** start of INFORMATION SHOWN **

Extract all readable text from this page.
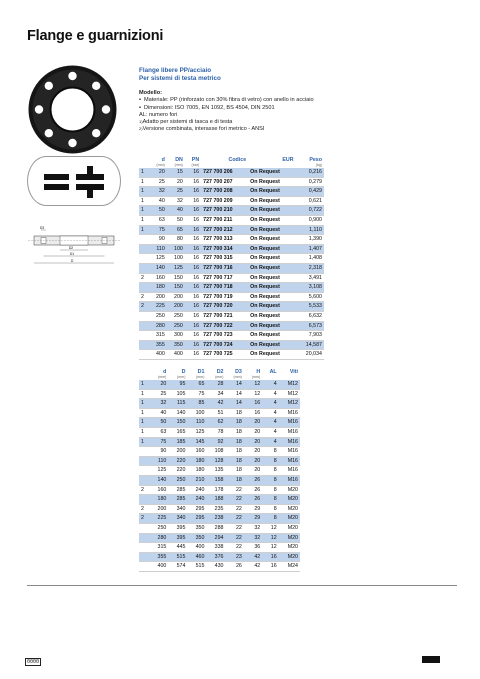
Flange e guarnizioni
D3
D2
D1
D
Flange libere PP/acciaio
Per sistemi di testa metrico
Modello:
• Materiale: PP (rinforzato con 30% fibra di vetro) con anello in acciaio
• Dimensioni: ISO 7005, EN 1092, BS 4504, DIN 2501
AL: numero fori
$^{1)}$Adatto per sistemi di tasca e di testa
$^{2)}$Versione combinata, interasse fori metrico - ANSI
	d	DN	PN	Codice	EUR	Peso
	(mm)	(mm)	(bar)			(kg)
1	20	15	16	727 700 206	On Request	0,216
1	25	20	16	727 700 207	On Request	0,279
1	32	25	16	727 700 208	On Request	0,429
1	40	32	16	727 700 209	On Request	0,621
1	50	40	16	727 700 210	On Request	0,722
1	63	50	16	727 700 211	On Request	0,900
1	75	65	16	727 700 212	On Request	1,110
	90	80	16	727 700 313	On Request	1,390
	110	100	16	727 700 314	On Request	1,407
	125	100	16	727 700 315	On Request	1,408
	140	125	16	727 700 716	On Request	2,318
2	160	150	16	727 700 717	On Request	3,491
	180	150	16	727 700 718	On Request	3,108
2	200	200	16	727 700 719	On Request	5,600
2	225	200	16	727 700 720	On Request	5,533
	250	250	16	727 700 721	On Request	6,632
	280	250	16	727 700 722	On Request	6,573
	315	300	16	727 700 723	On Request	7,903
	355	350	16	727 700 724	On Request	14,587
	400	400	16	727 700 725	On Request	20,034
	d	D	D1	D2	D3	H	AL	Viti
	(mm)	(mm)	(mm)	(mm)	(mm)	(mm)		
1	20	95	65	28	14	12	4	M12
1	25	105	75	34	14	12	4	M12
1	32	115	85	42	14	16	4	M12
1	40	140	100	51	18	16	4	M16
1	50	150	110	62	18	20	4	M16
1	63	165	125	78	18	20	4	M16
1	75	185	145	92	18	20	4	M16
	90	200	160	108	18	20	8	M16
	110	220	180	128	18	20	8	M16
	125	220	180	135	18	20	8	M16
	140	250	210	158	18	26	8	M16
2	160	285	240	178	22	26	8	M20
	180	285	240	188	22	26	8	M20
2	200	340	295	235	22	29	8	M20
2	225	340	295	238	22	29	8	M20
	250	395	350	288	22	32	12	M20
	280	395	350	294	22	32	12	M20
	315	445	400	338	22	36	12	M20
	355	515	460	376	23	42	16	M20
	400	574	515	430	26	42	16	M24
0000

** end of INFORMATION SHOWN **

Reply with only the number of lines in the entries that contain the word "Flange".

◆ OUTPUT FOR THIS EXERCISE
2